▶ _Dataset records_
-*-
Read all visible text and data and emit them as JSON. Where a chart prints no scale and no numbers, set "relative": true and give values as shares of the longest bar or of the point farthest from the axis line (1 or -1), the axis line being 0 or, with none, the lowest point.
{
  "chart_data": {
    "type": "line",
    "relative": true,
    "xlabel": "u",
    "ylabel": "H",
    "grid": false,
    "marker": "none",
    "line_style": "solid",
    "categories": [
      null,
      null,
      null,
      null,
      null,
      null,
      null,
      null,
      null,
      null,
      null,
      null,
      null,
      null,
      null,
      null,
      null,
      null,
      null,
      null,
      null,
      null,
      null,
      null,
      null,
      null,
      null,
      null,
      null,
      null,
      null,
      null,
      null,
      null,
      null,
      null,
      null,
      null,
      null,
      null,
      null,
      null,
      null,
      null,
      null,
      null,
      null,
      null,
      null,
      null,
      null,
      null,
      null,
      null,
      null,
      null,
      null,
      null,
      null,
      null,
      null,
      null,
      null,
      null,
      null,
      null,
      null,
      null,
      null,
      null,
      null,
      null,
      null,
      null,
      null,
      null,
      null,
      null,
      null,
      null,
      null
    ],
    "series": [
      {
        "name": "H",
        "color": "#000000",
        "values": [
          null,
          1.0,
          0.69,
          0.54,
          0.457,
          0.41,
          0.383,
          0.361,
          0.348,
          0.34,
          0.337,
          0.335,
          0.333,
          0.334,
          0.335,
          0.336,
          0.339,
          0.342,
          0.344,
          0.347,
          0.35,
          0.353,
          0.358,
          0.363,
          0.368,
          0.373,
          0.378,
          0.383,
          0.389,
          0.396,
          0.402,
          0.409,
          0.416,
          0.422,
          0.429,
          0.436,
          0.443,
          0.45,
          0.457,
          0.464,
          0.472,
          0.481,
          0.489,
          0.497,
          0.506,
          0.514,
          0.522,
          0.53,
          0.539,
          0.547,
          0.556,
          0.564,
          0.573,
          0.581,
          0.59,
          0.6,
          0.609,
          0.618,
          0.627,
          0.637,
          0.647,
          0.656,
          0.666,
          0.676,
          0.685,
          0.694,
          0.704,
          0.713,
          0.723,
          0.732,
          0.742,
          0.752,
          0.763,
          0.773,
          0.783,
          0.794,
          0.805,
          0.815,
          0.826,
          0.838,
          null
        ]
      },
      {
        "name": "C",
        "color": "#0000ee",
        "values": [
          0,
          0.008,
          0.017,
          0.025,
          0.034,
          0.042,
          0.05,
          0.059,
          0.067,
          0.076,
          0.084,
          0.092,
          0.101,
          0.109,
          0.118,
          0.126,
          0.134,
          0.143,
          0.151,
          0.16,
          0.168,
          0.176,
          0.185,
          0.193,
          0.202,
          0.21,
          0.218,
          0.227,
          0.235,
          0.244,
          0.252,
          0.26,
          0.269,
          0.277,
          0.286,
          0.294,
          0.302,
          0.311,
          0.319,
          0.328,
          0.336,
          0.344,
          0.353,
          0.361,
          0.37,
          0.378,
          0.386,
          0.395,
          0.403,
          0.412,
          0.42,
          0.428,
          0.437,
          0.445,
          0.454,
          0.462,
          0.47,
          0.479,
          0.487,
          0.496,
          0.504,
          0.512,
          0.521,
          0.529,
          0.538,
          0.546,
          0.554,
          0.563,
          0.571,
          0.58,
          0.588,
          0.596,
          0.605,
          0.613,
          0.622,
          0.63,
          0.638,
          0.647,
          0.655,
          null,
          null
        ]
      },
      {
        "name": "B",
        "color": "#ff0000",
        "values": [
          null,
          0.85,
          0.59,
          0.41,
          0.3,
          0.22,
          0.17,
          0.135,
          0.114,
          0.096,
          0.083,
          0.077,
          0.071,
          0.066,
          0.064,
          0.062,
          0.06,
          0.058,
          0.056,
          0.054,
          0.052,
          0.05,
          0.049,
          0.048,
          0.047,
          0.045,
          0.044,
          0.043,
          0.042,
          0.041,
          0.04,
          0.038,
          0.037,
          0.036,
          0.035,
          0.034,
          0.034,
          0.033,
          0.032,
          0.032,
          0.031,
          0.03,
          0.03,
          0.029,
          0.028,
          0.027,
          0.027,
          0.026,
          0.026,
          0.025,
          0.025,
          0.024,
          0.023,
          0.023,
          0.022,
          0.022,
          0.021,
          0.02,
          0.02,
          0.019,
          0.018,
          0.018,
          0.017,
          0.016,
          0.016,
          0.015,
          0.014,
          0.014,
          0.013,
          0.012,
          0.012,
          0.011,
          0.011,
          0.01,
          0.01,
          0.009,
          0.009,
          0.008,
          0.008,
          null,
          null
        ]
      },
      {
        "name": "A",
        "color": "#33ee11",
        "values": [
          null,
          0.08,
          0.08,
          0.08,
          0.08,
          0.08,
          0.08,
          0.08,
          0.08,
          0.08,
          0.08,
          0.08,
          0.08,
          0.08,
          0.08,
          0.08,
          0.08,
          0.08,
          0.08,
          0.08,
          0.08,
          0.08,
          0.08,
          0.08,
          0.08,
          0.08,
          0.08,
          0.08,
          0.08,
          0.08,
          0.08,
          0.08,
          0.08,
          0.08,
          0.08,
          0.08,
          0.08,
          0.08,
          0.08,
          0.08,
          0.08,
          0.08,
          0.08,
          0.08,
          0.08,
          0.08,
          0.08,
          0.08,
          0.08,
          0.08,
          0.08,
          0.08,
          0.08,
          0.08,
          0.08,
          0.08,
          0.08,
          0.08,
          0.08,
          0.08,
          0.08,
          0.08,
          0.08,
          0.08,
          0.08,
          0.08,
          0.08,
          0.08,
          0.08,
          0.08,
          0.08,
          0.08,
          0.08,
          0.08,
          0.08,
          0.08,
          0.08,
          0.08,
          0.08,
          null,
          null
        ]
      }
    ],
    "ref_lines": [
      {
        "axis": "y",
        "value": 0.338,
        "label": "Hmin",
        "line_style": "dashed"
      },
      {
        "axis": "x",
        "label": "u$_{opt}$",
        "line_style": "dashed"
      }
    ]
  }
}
-*-
▶ _Problem to solve_
Return all lines with the word "none" in them.

▶ _Result_
Read all visible text and data and emit them as JSON. Where a chart prints no scale and no numbers, set "relative": true and give values as shares of the longest bar or of the point farthest from the axis line (1 or -1), the axis line being 0 or, with none, the lowest point.
    "marker": "none",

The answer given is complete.